- **What you have to do**:
Go through the records underneath and count the lines that include the string "thành". Give nothing but the number.

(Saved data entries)
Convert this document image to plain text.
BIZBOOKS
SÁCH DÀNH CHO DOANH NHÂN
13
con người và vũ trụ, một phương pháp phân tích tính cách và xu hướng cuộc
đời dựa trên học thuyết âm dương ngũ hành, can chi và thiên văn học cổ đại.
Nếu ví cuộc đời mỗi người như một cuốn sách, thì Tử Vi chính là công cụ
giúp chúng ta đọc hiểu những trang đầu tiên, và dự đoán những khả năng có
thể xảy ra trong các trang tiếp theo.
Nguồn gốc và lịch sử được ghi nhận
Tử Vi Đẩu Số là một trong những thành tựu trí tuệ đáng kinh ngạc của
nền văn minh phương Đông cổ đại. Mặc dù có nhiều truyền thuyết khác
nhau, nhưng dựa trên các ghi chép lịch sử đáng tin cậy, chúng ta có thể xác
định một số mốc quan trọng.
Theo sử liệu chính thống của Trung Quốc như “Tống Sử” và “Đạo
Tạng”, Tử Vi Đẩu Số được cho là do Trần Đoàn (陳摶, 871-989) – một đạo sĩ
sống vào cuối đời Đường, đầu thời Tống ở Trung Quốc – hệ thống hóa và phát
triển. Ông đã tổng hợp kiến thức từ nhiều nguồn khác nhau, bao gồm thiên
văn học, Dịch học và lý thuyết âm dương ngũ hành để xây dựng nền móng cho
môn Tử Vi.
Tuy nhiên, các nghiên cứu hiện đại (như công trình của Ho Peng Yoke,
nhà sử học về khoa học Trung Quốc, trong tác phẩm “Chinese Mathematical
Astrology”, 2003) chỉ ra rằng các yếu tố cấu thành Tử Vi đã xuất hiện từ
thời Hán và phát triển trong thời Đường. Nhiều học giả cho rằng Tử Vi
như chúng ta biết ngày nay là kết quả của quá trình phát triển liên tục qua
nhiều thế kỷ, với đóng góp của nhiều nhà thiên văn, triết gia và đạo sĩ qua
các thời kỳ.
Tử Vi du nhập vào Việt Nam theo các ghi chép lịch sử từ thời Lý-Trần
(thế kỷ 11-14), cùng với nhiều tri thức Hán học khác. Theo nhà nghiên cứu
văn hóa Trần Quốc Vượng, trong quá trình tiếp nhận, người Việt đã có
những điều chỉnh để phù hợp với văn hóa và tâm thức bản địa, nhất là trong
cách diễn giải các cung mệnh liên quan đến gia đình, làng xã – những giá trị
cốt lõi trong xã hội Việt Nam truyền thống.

- **Complete output**:
2